EXERCISE PROMPT: Print the whole listing exactly.
☆ ☆ ☆ ☆ ☆
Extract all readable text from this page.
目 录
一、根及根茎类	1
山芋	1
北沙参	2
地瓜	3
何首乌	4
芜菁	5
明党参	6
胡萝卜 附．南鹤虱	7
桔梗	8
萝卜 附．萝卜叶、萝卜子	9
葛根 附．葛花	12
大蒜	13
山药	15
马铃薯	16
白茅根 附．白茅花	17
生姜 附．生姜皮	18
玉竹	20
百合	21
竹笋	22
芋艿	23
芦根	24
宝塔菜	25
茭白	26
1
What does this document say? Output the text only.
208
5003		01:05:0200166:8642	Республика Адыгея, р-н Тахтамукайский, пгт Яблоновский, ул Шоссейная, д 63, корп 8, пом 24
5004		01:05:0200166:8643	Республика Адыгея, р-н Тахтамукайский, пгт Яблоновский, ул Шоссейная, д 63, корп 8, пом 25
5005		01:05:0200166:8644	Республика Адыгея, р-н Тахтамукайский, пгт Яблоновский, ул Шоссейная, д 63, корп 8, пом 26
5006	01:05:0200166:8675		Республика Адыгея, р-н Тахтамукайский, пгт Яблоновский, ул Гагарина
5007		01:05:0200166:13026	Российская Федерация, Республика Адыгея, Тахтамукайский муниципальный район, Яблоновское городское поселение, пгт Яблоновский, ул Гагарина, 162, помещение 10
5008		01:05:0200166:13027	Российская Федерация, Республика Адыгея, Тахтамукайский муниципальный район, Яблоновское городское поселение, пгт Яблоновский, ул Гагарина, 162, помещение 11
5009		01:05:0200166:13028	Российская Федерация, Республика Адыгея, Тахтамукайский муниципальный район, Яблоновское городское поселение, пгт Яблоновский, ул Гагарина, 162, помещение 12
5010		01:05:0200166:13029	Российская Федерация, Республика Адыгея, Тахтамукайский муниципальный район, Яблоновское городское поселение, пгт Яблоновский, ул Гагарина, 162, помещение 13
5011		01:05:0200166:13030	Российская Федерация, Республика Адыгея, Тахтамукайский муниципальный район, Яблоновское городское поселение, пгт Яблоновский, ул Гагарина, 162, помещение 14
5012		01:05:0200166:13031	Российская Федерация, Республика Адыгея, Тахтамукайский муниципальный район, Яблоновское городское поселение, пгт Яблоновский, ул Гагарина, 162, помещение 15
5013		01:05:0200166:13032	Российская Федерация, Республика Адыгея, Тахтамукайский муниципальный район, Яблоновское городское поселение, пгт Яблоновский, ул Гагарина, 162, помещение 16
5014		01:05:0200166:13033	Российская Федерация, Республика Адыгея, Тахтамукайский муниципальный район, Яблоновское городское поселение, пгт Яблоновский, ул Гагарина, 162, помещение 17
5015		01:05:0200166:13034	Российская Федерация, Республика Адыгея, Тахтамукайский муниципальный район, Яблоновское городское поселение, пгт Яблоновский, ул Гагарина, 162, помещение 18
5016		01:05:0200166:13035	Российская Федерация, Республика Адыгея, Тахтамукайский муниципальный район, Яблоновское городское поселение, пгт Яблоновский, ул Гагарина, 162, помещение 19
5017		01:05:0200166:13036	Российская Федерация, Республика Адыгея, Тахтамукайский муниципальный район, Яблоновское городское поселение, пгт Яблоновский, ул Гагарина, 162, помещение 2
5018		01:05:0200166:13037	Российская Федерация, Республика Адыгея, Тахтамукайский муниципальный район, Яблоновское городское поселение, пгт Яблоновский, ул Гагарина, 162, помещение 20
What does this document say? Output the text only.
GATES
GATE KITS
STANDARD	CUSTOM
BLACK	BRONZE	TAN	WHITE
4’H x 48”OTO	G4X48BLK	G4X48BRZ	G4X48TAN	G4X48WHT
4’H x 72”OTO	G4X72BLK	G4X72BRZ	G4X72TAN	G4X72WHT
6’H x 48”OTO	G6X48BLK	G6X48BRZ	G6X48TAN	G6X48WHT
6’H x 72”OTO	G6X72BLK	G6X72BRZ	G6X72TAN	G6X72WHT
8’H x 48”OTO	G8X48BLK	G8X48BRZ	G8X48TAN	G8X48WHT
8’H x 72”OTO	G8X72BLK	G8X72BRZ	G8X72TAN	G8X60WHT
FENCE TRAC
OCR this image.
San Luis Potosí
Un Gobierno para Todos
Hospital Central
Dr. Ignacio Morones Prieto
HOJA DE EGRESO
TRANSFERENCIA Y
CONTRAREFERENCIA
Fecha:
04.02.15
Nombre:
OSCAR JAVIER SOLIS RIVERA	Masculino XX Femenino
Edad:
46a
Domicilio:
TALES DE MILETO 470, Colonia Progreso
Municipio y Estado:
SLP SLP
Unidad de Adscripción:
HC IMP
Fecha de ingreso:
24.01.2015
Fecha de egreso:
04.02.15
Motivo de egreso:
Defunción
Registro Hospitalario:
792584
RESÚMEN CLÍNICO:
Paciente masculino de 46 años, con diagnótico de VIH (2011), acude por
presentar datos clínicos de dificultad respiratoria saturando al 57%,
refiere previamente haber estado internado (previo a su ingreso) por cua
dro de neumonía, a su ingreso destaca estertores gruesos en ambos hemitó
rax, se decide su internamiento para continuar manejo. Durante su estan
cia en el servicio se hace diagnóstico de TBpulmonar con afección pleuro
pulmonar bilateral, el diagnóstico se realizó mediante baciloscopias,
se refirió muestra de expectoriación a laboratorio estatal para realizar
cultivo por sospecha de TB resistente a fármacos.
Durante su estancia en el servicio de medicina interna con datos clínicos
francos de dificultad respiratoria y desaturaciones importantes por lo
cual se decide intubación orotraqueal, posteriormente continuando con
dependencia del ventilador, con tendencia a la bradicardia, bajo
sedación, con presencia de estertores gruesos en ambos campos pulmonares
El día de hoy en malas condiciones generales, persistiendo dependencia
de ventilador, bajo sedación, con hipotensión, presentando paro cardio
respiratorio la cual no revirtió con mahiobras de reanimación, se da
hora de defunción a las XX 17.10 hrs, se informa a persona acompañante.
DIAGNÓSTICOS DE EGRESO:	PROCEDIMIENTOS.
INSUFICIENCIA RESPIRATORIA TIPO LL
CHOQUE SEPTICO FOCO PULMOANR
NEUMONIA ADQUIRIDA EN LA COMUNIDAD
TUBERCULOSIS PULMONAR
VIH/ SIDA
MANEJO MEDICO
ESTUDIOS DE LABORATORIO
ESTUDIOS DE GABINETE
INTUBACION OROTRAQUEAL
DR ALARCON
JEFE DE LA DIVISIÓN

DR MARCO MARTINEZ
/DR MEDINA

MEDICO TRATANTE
☆ ☆ ☆ ☆ ☆
EXERCISE ANSWER:
Extract all readable text from this page.
目 录
一、根及根茎类	1
山芋	1
北沙参	2
地瓜	3
何首乌	4
芜菁	5
明党参	6
胡萝卜 附．南鹤虱	7
桔梗	8
萝卜 附．萝卜叶、萝卜子	9
葛根 附．葛花	12
大蒜	13
山药	15
马铃薯	16
白茅根 附．白茅花	17
生姜 附．生姜皮	18
玉竹	20
百合	21
竹笋	22
芋艿	23
芦根	24
宝塔菜	25
茭白	26
1
What does this document say? Output the text only.
208
5003		01:05:0200166:8642	Республика Адыгея, р-н Тахтамукайский, пгт Яблоновский, ул Шоссейная, д 63, корп 8, пом 24
5004		01:05:0200166:8643	Республика Адыгея, р-н Тахтамукайский, пгт Яблоновский, ул Шоссейная, д 63, корп 8, пом 25
5005		01:05:0200166:8644	Республика Адыгея, р-н Тахтамукайский, пгт Яблоновский, ул Шоссейная, д 63, корп 8, пом 26
5006	01:05:0200166:8675		Республика Адыгея, р-н Тахтамукайский, пгт Яблоновский, ул Гагарина
5007		01:05:0200166:13026	Российская Федерация, Республика Адыгея, Тахтамукайский муниципальный район, Яблоновское городское поселение, пгт Яблоновский, ул Гагарина, 162, помещение 10
5008		01:05:0200166:13027	Российская Федерация, Республика Адыгея, Тахтамукайский муниципальный район, Яблоновское городское поселение, пгт Яблоновский, ул Гагарина, 162, помещение 11
5009		01:05:0200166:13028	Российская Федерация, Республика Адыгея, Тахтамукайский муниципальный район, Яблоновское городское поселение, пгт Яблоновский, ул Гагарина, 162, помещение 12
5010		01:05:0200166:13029	Российская Федерация, Республика Адыгея, Тахтамукайский муниципальный район, Яблоновское городское поселение, пгт Яблоновский, ул Гагарина, 162, помещение 13
5011		01:05:0200166:13030	Российская Федерация, Республика Адыгея, Тахтамукайский муниципальный район, Яблоновское городское поселение, пгт Яблоновский, ул Гагарина, 162, помещение 14
5012		01:05:0200166:13031	Российская Федерация, Республика Адыгея, Тахтамукайский муниципальный район, Яблоновское городское поселение, пгт Яблоновский, ул Гагарина, 162, помещение 15
5013		01:05:0200166:13032	Российская Федерация, Республика Адыгея, Тахтамукайский муниципальный район, Яблоновское городское поселение, пгт Яблоновский, ул Гагарина, 162, помещение 16
5014		01:05:0200166:13033	Российская Федерация, Республика Адыгея, Тахтамукайский муниципальный район, Яблоновское городское поселение, пгт Яблоновский, ул Гагарина, 162, помещение 17
5015		01:05:0200166:13034	Российская Федерация, Республика Адыгея, Тахтамукайский муниципальный район, Яблоновское городское поселение, пгт Яблоновский, ул Гагарина, 162, помещение 18
5016		01:05:0200166:13035	Российская Федерация, Республика Адыгея, Тахтамукайский муниципальный район, Яблоновское городское поселение, пгт Яблоновский, ул Гагарина, 162, помещение 19
5017		01:05:0200166:13036	Российская Федерация, Республика Адыгея, Тахтамукайский муниципальный район, Яблоновское городское поселение, пгт Яблоновский, ул Гагарина, 162, помещение 2
5018		01:05:0200166:13037	Российская Федерация, Республика Адыгея, Тахтамукайский муниципальный район, Яблоновское городское поселение, пгт Яблоновский, ул Гагарина, 162, помещение 20
What does this document say? Output the text only.
GATES
GATE KITS
STANDARD	CUSTOM
BLACK	BRONZE	TAN	WHITE
4’H x 48”OTO	G4X48BLK	G4X48BRZ	G4X48TAN	G4X48WHT
4’H x 72”OTO	G4X72BLK	G4X72BRZ	G4X72TAN	G4X72WHT
6’H x 48”OTO	G6X48BLK	G6X48BRZ	G6X48TAN	G6X48WHT
6’H x 72”OTO	G6X72BLK	G6X72BRZ	G6X72TAN	G6X72WHT
8’H x 48”OTO	G8X48BLK	G8X48BRZ	G8X48TAN	G8X48WHT
8’H x 72”OTO	G8X72BLK	G8X72BRZ	G8X72TAN	G8X60WHT
FENCE TRAC
OCR this image.
San Luis Potosí
Un Gobierno para Todos
Hospital Central
Dr. Ignacio Morones Prieto
HOJA DE EGRESO
TRANSFERENCIA Y
CONTRAREFERENCIA
Fecha:
04.02.15
Nombre:
OSCAR JAVIER SOLIS RIVERA	Masculino XX Femenino
Edad:
46a
Domicilio:
TALES DE MILETO 470, Colonia Progreso
Municipio y Estado:
SLP SLP
Unidad de Adscripción:
HC IMP
Fecha de ingreso:
24.01.2015
Fecha de egreso:
04.02.15
Motivo de egreso:
Defunción
Registro Hospitalario:
792584
RESÚMEN CLÍNICO:
Paciente masculino de 46 años, con diagnótico de VIH (2011), acude por
presentar datos clínicos de dificultad respiratoria saturando al 57%,
refiere previamente haber estado internado (previo a su ingreso) por cua
dro de neumonía, a su ingreso destaca estertores gruesos en ambos hemitó
rax, se decide su internamiento para continuar manejo. Durante su estan
cia en el servicio se hace diagnóstico de TBpulmonar con afección pleuro
pulmonar bilateral, el diagnóstico se realizó mediante baciloscopias,
se refirió muestra de expectoriación a laboratorio estatal para realizar
cultivo por sospecha de TB resistente a fármacos.
Durante su estancia en el servicio de medicina interna con datos clínicos
francos de dificultad respiratoria y desaturaciones importantes por lo
cual se decide intubación orotraqueal, posteriormente continuando con
dependencia del ventilador, con tendencia a la bradicardia, bajo
sedación, con presencia de estertores gruesos en ambos campos pulmonares
El día de hoy en malas condiciones generales, persistiendo dependencia
de ventilador, bajo sedación, con hipotensión, presentando paro cardio
respiratorio la cual no revirtió con mahiobras de reanimación, se da
hora de defunción a las XX 17.10 hrs, se informa a persona acompañante.
DIAGNÓSTICOS DE EGRESO:	PROCEDIMIENTOS.
INSUFICIENCIA RESPIRATORIA TIPO LL
CHOQUE SEPTICO FOCO PULMOANR
NEUMONIA ADQUIRIDA EN LA COMUNIDAD
TUBERCULOSIS PULMONAR
VIH/ SIDA
MANEJO MEDICO
ESTUDIOS DE LABORATORIO
ESTUDIOS DE GABINETE
INTUBACION OROTRAQUEAL
DR ALARCON
JEFE DE LA DIVISIÓN

DR MARCO MARTINEZ
/DR MEDINA

MEDICO TRATANTE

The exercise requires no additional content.